→ **DATA FOR THE TASK**:
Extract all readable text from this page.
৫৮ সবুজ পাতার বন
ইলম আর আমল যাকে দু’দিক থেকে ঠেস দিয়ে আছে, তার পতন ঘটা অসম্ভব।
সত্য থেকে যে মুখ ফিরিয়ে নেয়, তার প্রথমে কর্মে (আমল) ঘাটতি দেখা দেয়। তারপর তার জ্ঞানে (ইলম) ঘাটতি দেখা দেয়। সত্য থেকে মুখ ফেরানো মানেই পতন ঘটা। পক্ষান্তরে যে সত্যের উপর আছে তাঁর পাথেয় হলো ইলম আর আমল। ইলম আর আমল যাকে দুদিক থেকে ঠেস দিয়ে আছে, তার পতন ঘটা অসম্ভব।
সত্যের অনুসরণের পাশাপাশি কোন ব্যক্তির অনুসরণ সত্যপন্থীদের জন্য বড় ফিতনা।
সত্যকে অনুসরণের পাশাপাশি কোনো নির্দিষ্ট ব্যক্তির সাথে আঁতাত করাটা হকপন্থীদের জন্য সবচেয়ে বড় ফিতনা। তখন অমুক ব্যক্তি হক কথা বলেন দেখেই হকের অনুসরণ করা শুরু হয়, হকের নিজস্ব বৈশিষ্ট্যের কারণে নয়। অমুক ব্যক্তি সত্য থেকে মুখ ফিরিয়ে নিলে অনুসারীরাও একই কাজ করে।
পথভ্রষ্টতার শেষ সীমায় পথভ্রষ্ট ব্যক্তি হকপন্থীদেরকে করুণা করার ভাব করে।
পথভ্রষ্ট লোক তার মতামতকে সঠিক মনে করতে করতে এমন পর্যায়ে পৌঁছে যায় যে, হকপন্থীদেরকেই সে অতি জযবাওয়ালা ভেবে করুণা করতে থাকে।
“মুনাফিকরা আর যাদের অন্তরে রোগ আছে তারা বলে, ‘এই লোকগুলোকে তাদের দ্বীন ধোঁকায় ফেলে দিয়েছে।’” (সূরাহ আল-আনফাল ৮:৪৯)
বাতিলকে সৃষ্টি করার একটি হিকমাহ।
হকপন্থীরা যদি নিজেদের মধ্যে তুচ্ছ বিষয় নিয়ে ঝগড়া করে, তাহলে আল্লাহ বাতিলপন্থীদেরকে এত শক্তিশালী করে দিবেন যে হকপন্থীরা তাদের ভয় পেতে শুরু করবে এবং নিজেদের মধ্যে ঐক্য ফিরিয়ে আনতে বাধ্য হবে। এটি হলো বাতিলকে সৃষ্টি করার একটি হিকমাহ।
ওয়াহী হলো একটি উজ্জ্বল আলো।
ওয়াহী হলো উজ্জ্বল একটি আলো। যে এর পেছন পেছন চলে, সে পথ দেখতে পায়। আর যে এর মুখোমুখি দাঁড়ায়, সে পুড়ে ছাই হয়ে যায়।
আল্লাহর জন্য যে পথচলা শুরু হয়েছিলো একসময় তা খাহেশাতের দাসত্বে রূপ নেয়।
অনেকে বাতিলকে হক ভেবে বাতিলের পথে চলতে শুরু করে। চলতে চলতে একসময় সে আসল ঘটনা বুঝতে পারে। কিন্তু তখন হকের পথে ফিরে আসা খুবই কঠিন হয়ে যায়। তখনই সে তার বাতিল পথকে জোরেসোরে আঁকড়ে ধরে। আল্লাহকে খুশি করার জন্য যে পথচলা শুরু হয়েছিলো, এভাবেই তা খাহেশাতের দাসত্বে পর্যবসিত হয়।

→ **TASK DETAILS**:
Transcribe the whole listing with nothing added or left out.

→ **SOLVED PROBLEM**:
Extract all readable text from this page.
৫৮ সবুজ পাতার বন
ইলম আর আমল যাকে দু’দিক থেকে ঠেস দিয়ে আছে, তার পতন ঘটা অসম্ভব।
সত্য থেকে যে মুখ ফিরিয়ে নেয়, তার প্রথমে কর্মে (আমল) ঘাটতি দেখা দেয়। তারপর তার জ্ঞানে (ইলম) ঘাটতি দেখা দেয়। সত্য থেকে মুখ ফেরানো মানেই পতন ঘটা। পক্ষান্তরে যে সত্যের উপর আছে তাঁর পাথেয় হলো ইলম আর আমল। ইলম আর আমল যাকে দুদিক থেকে ঠেস দিয়ে আছে, তার পতন ঘটা অসম্ভব।
সত্যের অনুসরণের পাশাপাশি কোন ব্যক্তির অনুসরণ সত্যপন্থীদের জন্য বড় ফিতনা।
সত্যকে অনুসরণের পাশাপাশি কোনো নির্দিষ্ট ব্যক্তির সাথে আঁতাত করাটা হকপন্থীদের জন্য সবচেয়ে বড় ফিতনা। তখন অমুক ব্যক্তি হক কথা বলেন দেখেই হকের অনুসরণ করা শুরু হয়, হকের নিজস্ব বৈশিষ্ট্যের কারণে নয়। অমুক ব্যক্তি সত্য থেকে মুখ ফিরিয়ে নিলে অনুসারীরাও একই কাজ করে।
পথভ্রষ্টতার শেষ সীমায় পথভ্রষ্ট ব্যক্তি হকপন্থীদেরকে করুণা করার ভাব করে।
পথভ্রষ্ট লোক তার মতামতকে সঠিক মনে করতে করতে এমন পর্যায়ে পৌঁছে যায় যে, হকপন্থীদেরকেই সে অতি জযবাওয়ালা ভেবে করুণা করতে থাকে।
“মুনাফিকরা আর যাদের অন্তরে রোগ আছে তারা বলে, ‘এই লোকগুলোকে তাদের দ্বীন ধোঁকায় ফেলে দিয়েছে।’” (সূরাহ আল-আনফাল ৮:৪৯)
বাতিলকে সৃষ্টি করার একটি হিকমাহ।
হকপন্থীরা যদি নিজেদের মধ্যে তুচ্ছ বিষয় নিয়ে ঝগড়া করে, তাহলে আল্লাহ বাতিলপন্থীদেরকে এত শক্তিশালী করে দিবেন যে হকপন্থীরা তাদের ভয় পেতে শুরু করবে এবং নিজেদের মধ্যে ঐক্য ফিরিয়ে আনতে বাধ্য হবে। এটি হলো বাতিলকে সৃষ্টি করার একটি হিকমাহ।
ওয়াহী হলো একটি উজ্জ্বল আলো।
ওয়াহী হলো উজ্জ্বল একটি আলো। যে এর পেছন পেছন চলে, সে পথ দেখতে পায়। আর যে এর মুখোমুখি দাঁড়ায়, সে পুড়ে ছাই হয়ে যায়।
আল্লাহর জন্য যে পথচলা শুরু হয়েছিলো একসময় তা খাহেশাতের দাসত্বে রূপ নেয়।
অনেকে বাতিলকে হক ভেবে বাতিলের পথে চলতে শুরু করে। চলতে চলতে একসময় সে আসল ঘটনা বুঝতে পারে। কিন্তু তখন হকের পথে ফিরে আসা খুবই কঠিন হয়ে যায়। তখনই সে তার বাতিল পথকে জোরেসোরে আঁকড়ে ধরে। আল্লাহকে খুশি করার জন্য যে পথচলা শুরু হয়েছিলো, এভাবেই তা খাহেশাতের দাসত্বে পর্যবসিত হয়।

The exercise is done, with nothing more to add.